#### [PASSAGE SHOWN]
10.3 Probability Distribution Functions: Bell-Shaped
Probability Concepts
There are several ways that a probability can be assigned or calculated for an event. One method is to have knowledge about the conditions of the event and all possible outcomes and thus be able to calculate the probability. For example, rolling a single die will have one of six possible outcomes—values 1 through 6. If the die is balanced normally, then we know that each side has an equal chance of occurring, so the probability of throwing any number, such as 4, is equal to 1/6 or 16.6667 percent. Likewise, throwing two dice, we can calculate the probability of each die and the number of ways each number (from 2 to 12) can show up. From that we can calculate the probability of rolling a number as the number of combinations to get that number divided by the total combinations. For example, the probability of rolling a 12 is 1/36 = 2.78%.
Another approach is to by running many trials and counting the frequency of the results. This might be called the Relative Frequency method. So, in our example, suppose the dice are not balanced but are weighted. Then the probabilities would not be equal. One way to determine how these unbalanced dice will land is to run many trials, say 1,000 or 10,000, and see which numbers occur at what frequency. Then we can calculate probabilities of each value based on the frequency.

#### [INFORMATION SUPPLIED]
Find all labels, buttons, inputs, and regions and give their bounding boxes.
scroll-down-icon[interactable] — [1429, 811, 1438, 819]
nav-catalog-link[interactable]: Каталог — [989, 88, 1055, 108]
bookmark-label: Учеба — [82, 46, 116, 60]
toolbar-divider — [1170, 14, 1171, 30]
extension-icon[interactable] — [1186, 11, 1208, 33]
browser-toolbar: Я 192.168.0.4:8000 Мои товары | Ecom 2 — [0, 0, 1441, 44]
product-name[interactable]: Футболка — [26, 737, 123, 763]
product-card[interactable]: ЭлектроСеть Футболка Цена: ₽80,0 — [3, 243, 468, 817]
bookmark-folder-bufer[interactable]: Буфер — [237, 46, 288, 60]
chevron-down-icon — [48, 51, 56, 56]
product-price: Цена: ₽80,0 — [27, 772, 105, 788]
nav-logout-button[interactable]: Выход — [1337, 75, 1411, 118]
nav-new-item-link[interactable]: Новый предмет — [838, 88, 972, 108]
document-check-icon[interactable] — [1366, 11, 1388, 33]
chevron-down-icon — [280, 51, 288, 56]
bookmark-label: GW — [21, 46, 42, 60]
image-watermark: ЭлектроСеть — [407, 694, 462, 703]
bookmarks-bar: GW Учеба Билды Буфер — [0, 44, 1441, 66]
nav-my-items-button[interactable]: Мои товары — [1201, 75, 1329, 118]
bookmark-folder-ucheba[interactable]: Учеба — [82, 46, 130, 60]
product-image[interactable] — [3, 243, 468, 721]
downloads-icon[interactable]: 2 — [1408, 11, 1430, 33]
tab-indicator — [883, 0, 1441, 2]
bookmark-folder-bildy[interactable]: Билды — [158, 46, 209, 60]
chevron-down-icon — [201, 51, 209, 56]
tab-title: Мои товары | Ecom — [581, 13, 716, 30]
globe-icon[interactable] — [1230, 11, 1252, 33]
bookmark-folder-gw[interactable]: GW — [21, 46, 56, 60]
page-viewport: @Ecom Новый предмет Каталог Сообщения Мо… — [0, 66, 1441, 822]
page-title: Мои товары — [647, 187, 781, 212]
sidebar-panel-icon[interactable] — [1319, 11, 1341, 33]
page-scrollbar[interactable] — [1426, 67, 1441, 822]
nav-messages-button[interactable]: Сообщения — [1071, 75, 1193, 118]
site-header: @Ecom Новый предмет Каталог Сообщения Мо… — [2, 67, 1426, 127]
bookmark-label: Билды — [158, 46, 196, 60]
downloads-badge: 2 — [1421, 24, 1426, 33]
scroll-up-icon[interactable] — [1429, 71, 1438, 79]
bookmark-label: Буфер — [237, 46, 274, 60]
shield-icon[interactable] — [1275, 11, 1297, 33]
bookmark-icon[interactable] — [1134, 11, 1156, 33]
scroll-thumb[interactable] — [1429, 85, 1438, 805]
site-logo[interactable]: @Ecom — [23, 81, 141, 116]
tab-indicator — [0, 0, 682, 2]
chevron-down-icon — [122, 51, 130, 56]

#### [WORK TO COMPLETE]
(a) Rewrite the entries from their first line through the line with "chevron-down-icon — [48, 51, 56, 56]", replacing "Футболка" with "Рубашка" and leaving everything else the same.
(b) Pick up the text on ways to find probabilities after its last sentence and keep writing it.

#### [ANSWERS PROVIDED]
(a)
Find all labels, buttons, inputs, and regions and give their bounding boxes.
scroll-down-icon[interactable] — [1429, 811, 1438, 819]
nav-catalog-link[interactable]: Каталог — [989, 88, 1055, 108]
bookmark-label: Учеба — [82, 46, 116, 60]
toolbar-divider — [1170, 14, 1171, 30]
extension-icon[interactable] — [1186, 11, 1208, 33]
browser-toolbar: Я 192.168.0.4:8000 Мои товары | Ecom 2 — [0, 0, 1441, 44]
product-name[interactable]: Рубашка — [26, 737, 123, 763]
product-card[interactable]: ЭлектроСеть Рубашка Цена: ₽80,0 — [3, 243, 468, 817]
bookmark-folder-bufer[interactable]: Буфер — [237, 46, 288, 60]
chevron-down-icon — [48, 51, 56, 56]

(b)
A final approach might be based on expert opinion. Many times, people who have extensive knowledge about a subject will predict a future outcome with a certain likelihood or probability. For example, some experts in the economy will predict that there is an 80% chance that the economy will grow by 3% in the coming year. This approach is much more subjective and prone to mistaken forecasts.
Population and Samples
Before we look at specific probability distributions, let’s first note the difference between a population and a sample. A population consists of all items of a particular group or category. For example, the population of “adults who are registered to vote” consists of everyone who is of voting age and has registered. Another population might be all the students at a university. This population of students will have some properties that will have a mean and a standard deviation. Some of these interesting properties might be their grade point average, their annual income, or the number of hours they study each week. Some of these properties of the entire population can be calculated. Since we have the data for every student’s GPA, we can calculate the mean and standard deviation of the population.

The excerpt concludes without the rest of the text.